- _REQUIRED TASK_
Edit these lines by replacing "bounding box" with "enclosing rectangle" and keeping everything else the same. Omit the pictures from your answer.

- _RECORD SET_
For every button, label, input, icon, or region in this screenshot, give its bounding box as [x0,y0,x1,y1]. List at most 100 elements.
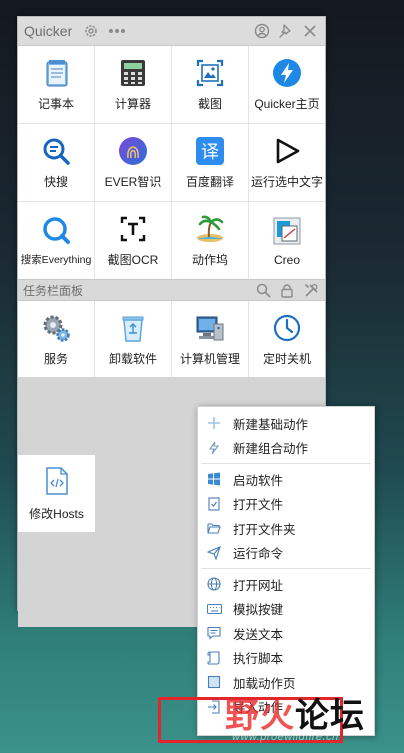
forum-watermark: 野火论坛 [225,688,365,737]
menu-item-open-folder[interactable]: 打开文件夹 [198,516,374,541]
menu-item-launch-app[interactable]: 启动软件 [198,467,374,492]
menu-item-new-basic-action[interactable]: 新建基础动作 [198,411,374,436]
services-gear-icon [40,312,72,344]
send-icon [206,545,222,561]
action-label: 定时关机 [262,351,311,366]
action-run-selected-text[interactable]: 运行选中文字 [249,124,325,201]
action-creo[interactable]: Creo [249,202,325,279]
action-scheduled-shutdown[interactable]: 定时关机 [249,301,325,377]
action-label: 记事本 [37,97,74,111]
quick-search-icon [40,135,72,167]
action-label: 动作坞 [191,253,228,267]
ever-fingerprint-icon [117,135,149,167]
svg-text:译: 译 [201,142,219,163]
clock-icon [271,312,303,344]
action-label: EVER智识 [104,175,162,189]
action-label: 快搜 [43,175,68,189]
menu-item-label: 启动软件 [233,473,284,488]
menu-item-simulate-keys[interactable]: 模拟按键 [198,597,374,622]
user-icon[interactable] [253,22,271,40]
action-label: 截图 [197,97,222,111]
main-action-grid: 记事本 计算器 截图 Quicker主页 快搜 EVER智识 译 百度翻译 运行… [18,46,325,279]
computer-management-icon [194,312,226,344]
menu-separator [201,463,371,464]
menu-separator [201,568,371,569]
notepad-icon [40,57,72,89]
menu-item-open-url[interactable]: 打开网址 [198,572,374,597]
file-check-icon [206,496,222,512]
action-label: Creo [273,252,300,267]
close-icon[interactable] [301,22,319,40]
action-edit-hosts[interactable]: 修改Hosts [18,455,95,532]
menu-item-label: 新建基础动作 [233,417,309,432]
action-quick-search[interactable]: 快搜 [18,124,94,201]
creo-icon [271,215,303,247]
folder-open-icon [206,520,222,536]
globe-icon [206,576,222,592]
action-label: 搜索Everything [20,254,92,266]
chat-text-icon [206,625,222,641]
action-search-everything[interactable]: 搜索Everything [18,202,94,279]
menu-item-label: 模拟按键 [233,603,284,618]
title-bar[interactable]: Quicker [18,17,325,46]
action-label: 运行选中文字 [250,175,323,189]
action-dock[interactable]: 动作坞 [172,202,248,279]
action-label: 卸载软件 [108,351,157,366]
beach-island-icon [194,213,226,245]
action-label: 修改Hosts [29,507,84,521]
gear-icon[interactable] [82,22,100,40]
windows-icon [206,471,222,487]
context-menu: 新建基础动作 新建组合动作 启动软件 打开文件 打开文件夹 运行命令 打开网址 … [197,406,375,736]
pin-icon[interactable] [277,22,295,40]
menu-item-label: 运行命令 [233,547,284,562]
more-dots-icon[interactable] [108,22,126,40]
action-label: 百度翻译 [185,175,234,189]
action-baidu-translate[interactable]: 译 百度翻译 [172,124,248,201]
menu-item-open-file[interactable]: 打开文件 [198,492,374,517]
action-label: 计算器 [114,97,151,111]
action-computer-management[interactable]: 计算机管理 [172,301,248,377]
lock-icon[interactable] [278,281,296,299]
everything-search-icon [40,214,72,246]
ocr-icon [117,213,149,245]
action-notepad[interactable]: 记事本 [18,46,94,123]
menu-item-label: 发送文本 [233,627,284,642]
action-label: 服务 [43,351,68,366]
menu-item-run-command[interactable]: 运行命令 [198,541,374,566]
watermark-text-a: 野火 [225,696,295,736]
action-uninstall[interactable]: 卸载软件 [95,301,171,377]
recycle-bin-icon [117,312,149,344]
action-label: Quicker主页 [254,97,320,111]
watermark-text-b: 论坛 [295,696,365,736]
script-icon [206,650,222,666]
action-label: 计算机管理 [179,351,240,366]
menu-item-run-script[interactable]: 执行脚本 [198,646,374,671]
menu-item-new-combo-action[interactable]: 新建组合动作 [198,436,374,461]
action-screenshot[interactable]: 截图 [172,46,248,123]
code-file-icon [41,465,73,497]
lightning-icon [206,440,222,456]
search-icon[interactable] [254,281,272,299]
menu-item-label: 执行脚本 [233,652,284,667]
action-label: 截图OCR [107,253,159,267]
taskbar-panel-header: 任务栏面板 [18,279,325,301]
watermark-url: www.proewildfire.cn [232,731,339,743]
menu-item-label: 打开文件 [233,498,284,513]
play-icon [271,135,303,167]
menu-item-send-text[interactable]: 发送文本 [198,621,374,646]
page-load-icon [206,674,222,690]
action-quicker-home[interactable]: Quicker主页 [249,46,325,123]
translate-icon: 译 [194,135,226,167]
menu-item-label: 新建组合动作 [233,442,309,457]
keyboard-icon [206,601,222,617]
calculator-icon [117,57,149,89]
quicker-home-icon [271,57,303,89]
action-services[interactable]: 服务 [18,301,94,377]
window-title: Quicker [24,23,73,39]
taskbar-action-grid: 服务 卸载软件 计算机管理 定时关机 [18,301,325,377]
action-calculator[interactable]: 计算器 [95,46,171,123]
action-screenshot-ocr[interactable]: 截图OCR [95,202,171,279]
tools-icon[interactable] [302,281,320,299]
menu-item-label: 打开文件夹 [233,522,296,537]
action-ever[interactable]: EVER智识 [95,124,171,201]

- _ANSWER IN FULL_
For every button, label, input, icon, or region in this screenshot, give its enclosing rectangle as [x0,y0,x1,y1]. List at most 100 elements.
forum-watermark: 野火论坛 [225,688,365,737]
menu-item-open-folder[interactable]: 打开文件夹 [198,516,374,541]
menu-item-launch-app[interactable]: 启动软件 [198,467,374,492]
menu-item-new-basic-action[interactable]: 新建基础动作 [198,411,374,436]
services-gear-icon [40,312,72,344]
send-icon [206,545,222,561]
action-label: 定时关机 [262,351,311,366]
action-run-selected-text[interactable]: 运行选中文字 [249,124,325,201]
action-creo[interactable]: Creo [249,202,325,279]
action-scheduled-shutdown[interactable]: 定时关机 [249,301,325,377]
action-label: 记事本 [37,97,74,111]
quick-search-icon [40,135,72,167]
action-label: 动作坞 [191,253,228,267]
ever-fingerprint-icon [117,135,149,167]
svg-text:译: 译 [201,142,219,163]
clock-icon [271,312,303,344]
action-label: EVER智识 [104,175,162,189]
action-label: 快搜 [43,175,68,189]
menu-item-label: 启动软件 [233,473,284,488]
menu-item-simulate-keys[interactable]: 模拟按键 [198,597,374,622]
user-icon[interactable] [253,22,271,40]
action-label: 截图 [197,97,222,111]
main-action-grid: 记事本 计算器 截图 Quicker主页 快搜 EVER智识 译 百度翻译 运行… [18,46,325,279]
computer-management-icon [194,312,226,344]
menu-separator [201,463,371,464]
menu-separator [201,568,371,569]
notepad-icon [40,57,72,89]
menu-item-open-url[interactable]: 打开网址 [198,572,374,597]
file-check-icon [206,496,222,512]
action-label: Creo [273,252,300,267]
close-icon[interactable] [301,22,319,40]
action-edit-hosts[interactable]: 修改Hosts [18,455,95,532]
menu-item-label: 新建基础动作 [233,417,309,432]
action-quick-search[interactable]: 快搜 [18,124,94,201]
creo-icon [271,215,303,247]
folder-open-icon [206,520,222,536]
globe-icon [206,576,222,592]
action-label: 搜索Everything [20,254,92,266]
chat-text-icon [206,625,222,641]
action-search-everything[interactable]: 搜索Everything [18,202,94,279]
menu-item-label: 模拟按键 [233,603,284,618]
title-bar[interactable]: Quicker [18,17,325,46]
action-label: 运行选中文字 [250,175,323,189]
action-dock[interactable]: 动作坞 [172,202,248,279]
action-label: 卸载软件 [108,351,157,366]
beach-island-icon [194,213,226,245]
action-label: 修改Hosts [29,507,84,521]
gear-icon[interactable] [82,22,100,40]
windows-icon [206,471,222,487]
context-menu: 新建基础动作 新建组合动作 启动软件 打开文件 打开文件夹 运行命令 打开网址 … [197,406,375,736]
pin-icon[interactable] [277,22,295,40]
menu-item-label: 运行命令 [233,547,284,562]
more-dots-icon[interactable] [108,22,126,40]
action-label: 百度翻译 [185,175,234,189]
action-baidu-translate[interactable]: 译 百度翻译 [172,124,248,201]
menu-item-open-file[interactable]: 打开文件 [198,492,374,517]
action-label: 计算器 [114,97,151,111]
action-computer-management[interactable]: 计算机管理 [172,301,248,377]
lock-icon[interactable] [278,281,296,299]
everything-search-icon [40,214,72,246]
ocr-icon [117,213,149,245]
action-notepad[interactable]: 记事本 [18,46,94,123]
menu-item-label: 发送文本 [233,627,284,642]
action-label: 服务 [43,351,68,366]
menu-item-run-command[interactable]: 运行命令 [198,541,374,566]
watermark-text-a: 野火 [225,696,295,736]
action-uninstall[interactable]: 卸载软件 [95,301,171,377]
recycle-bin-icon [117,312,149,344]
action-label: Quicker主页 [254,97,320,111]
watermark-text-b: 论坛 [295,696,365,736]
script-icon [206,650,222,666]
action-label: 计算机管理 [179,351,240,366]
menu-item-run-script[interactable]: 执行脚本 [198,646,374,671]
menu-item-new-combo-action[interactable]: 新建组合动作 [198,436,374,461]
action-screenshot[interactable]: 截图 [172,46,248,123]
code-file-icon [41,465,73,497]
lightning-icon [206,440,222,456]
search-icon[interactable] [254,281,272,299]
menu-item-label: 执行脚本 [233,652,284,667]
action-label: 截图OCR [107,253,159,267]
taskbar-panel-header: 任务栏面板 [18,279,325,301]
watermark-url: www.proewildfire.cn [232,731,339,743]
menu-item-label: 打开文件 [233,498,284,513]
play-icon [271,135,303,167]
menu-item-send-text[interactable]: 发送文本 [198,621,374,646]
page-load-icon [206,674,222,690]
action-quicker-home[interactable]: Quicker主页 [249,46,325,123]
translate-icon: 译 [194,135,226,167]
menu-item-label: 新建组合动作 [233,442,309,457]
keyboard-icon [206,601,222,617]
calculator-icon [117,57,149,89]
quicker-home-icon [271,57,303,89]
action-services[interactable]: 服务 [18,301,94,377]
window-title: Quicker [24,23,73,39]
taskbar-action-grid: 服务 卸载软件 计算机管理 定时关机 [18,301,325,377]
action-calculator[interactable]: 计算器 [95,46,171,123]
action-screenshot-ocr[interactable]: 截图OCR [95,202,171,279]
tools-icon[interactable] [302,281,320,299]
menu-item-label: 打开文件夹 [233,522,296,537]
action-ever[interactable]: EVER智识 [95,124,171,201]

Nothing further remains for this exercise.